(Data to use)
** Start **

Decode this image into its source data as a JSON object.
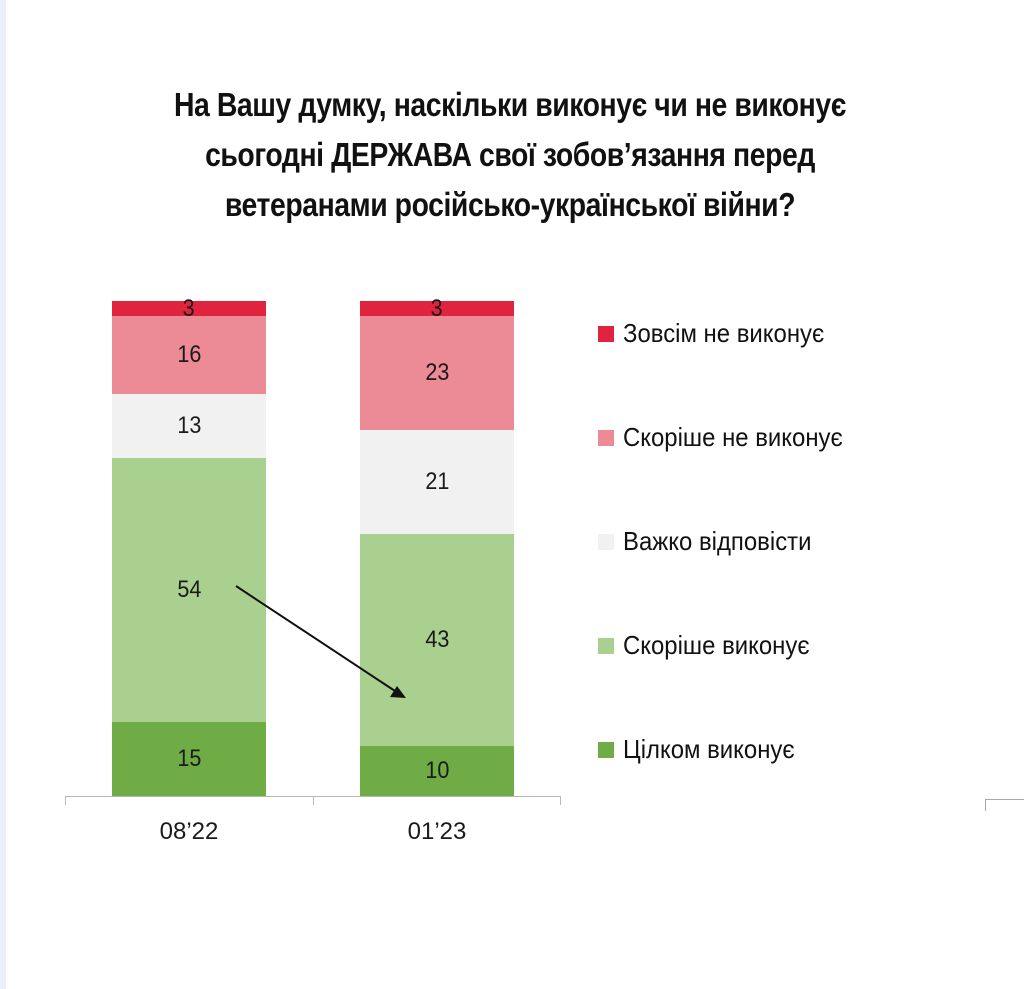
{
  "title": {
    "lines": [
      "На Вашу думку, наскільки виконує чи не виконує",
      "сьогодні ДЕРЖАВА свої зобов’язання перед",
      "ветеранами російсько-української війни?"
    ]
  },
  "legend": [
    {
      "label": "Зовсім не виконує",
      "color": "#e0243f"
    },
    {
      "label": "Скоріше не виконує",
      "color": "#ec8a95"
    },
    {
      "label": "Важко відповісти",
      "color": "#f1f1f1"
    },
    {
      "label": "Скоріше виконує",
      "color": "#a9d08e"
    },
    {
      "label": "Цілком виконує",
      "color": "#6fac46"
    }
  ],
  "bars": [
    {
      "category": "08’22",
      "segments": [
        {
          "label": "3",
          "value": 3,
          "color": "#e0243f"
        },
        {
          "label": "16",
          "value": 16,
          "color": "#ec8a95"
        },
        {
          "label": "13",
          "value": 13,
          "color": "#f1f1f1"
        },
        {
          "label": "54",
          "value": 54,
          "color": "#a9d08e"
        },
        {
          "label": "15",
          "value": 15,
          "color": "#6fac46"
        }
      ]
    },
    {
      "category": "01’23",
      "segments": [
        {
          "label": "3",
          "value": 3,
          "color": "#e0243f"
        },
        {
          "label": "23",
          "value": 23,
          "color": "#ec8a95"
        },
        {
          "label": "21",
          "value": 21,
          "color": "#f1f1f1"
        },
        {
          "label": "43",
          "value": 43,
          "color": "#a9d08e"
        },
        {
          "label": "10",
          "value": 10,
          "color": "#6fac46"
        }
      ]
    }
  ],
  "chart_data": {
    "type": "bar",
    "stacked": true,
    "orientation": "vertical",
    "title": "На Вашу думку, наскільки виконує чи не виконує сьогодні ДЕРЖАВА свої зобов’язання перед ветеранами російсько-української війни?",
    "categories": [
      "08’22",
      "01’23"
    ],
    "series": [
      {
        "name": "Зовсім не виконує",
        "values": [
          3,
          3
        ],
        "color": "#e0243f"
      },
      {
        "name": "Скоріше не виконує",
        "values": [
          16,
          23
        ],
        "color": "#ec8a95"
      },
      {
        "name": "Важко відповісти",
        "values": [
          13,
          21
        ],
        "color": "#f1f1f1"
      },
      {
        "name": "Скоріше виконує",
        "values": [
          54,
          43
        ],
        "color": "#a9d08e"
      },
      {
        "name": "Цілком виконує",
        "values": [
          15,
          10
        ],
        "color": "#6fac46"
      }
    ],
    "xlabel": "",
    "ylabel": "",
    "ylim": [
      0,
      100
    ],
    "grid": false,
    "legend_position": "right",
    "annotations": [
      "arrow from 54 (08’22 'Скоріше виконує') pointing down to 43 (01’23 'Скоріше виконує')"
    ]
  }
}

** End **

(Exercise)
Print each of the records above exactly as written, leaving no picture in the copy.

(Exercise response)
Decode this image into its source data as a JSON object.
{
  "title": {
    "lines": [
      "На Вашу думку, наскільки виконує чи не виконує",
      "сьогодні ДЕРЖАВА свої зобов’язання перед",
      "ветеранами російсько-української війни?"
    ]
  },
  "legend": [
    {
      "label": "Зовсім не виконує",
      "color": "#e0243f"
    },
    {
      "label": "Скоріше не виконує",
      "color": "#ec8a95"
    },
    {
      "label": "Важко відповісти",
      "color": "#f1f1f1"
    },
    {
      "label": "Скоріше виконує",
      "color": "#a9d08e"
    },
    {
      "label": "Цілком виконує",
      "color": "#6fac46"
    }
  ],
  "bars": [
    {
      "category": "08’22",
      "segments": [
        {
          "label": "3",
          "value": 3,
          "color": "#e0243f"
        },
        {
          "label": "16",
          "value": 16,
          "color": "#ec8a95"
        },
        {
          "label": "13",
          "value": 13,
          "color": "#f1f1f1"
        },
        {
          "label": "54",
          "value": 54,
          "color": "#a9d08e"
        },
        {
          "label": "15",
          "value": 15,
          "color": "#6fac46"
        }
      ]
    },
    {
      "category": "01’23",
      "segments": [
        {
          "label": "3",
          "value": 3,
          "color": "#e0243f"
        },
        {
          "label": "23",
          "value": 23,
          "color": "#ec8a95"
        },
        {
          "label": "21",
          "value": 21,
          "color": "#f1f1f1"
        },
        {
          "label": "43",
          "value": 43,
          "color": "#a9d08e"
        },
        {
          "label": "10",
          "value": 10,
          "color": "#6fac46"
        }
      ]
    }
  ],
  "chart_data": {
    "type": "bar",
    "stacked": true,
    "orientation": "vertical",
    "title": "На Вашу думку, наскільки виконує чи не виконує сьогодні ДЕРЖАВА свої зобов’язання перед ветеранами російсько-української війни?",
    "categories": [
      "08’22",
      "01’23"
    ],
    "series": [
      {
        "name": "Зовсім не виконує",
        "values": [
          3,
          3
        ],
        "color": "#e0243f"
      },
      {
        "name": "Скоріше не виконує",
        "values": [
          16,
          23
        ],
        "color": "#ec8a95"
      },
      {
        "name": "Важко відповісти",
        "values": [
          13,
          21
        ],
        "color": "#f1f1f1"
      },
      {
        "name": "Скоріше виконує",
        "values": [
          54,
          43
        ],
        "color": "#a9d08e"
      },
      {
        "name": "Цілком виконує",
        "values": [
          15,
          10
        ],
        "color": "#6fac46"
      }
    ],
    "xlabel": "",
    "ylabel": "",
    "ylim": [
      0,
      100
    ],
    "grid": false,
    "legend_position": "right",
    "annotations": [
      "arrow from 54 (08’22 'Скоріше виконує') pointing down to 43 (01’23 'Скоріше виконує')"
    ]
  }
}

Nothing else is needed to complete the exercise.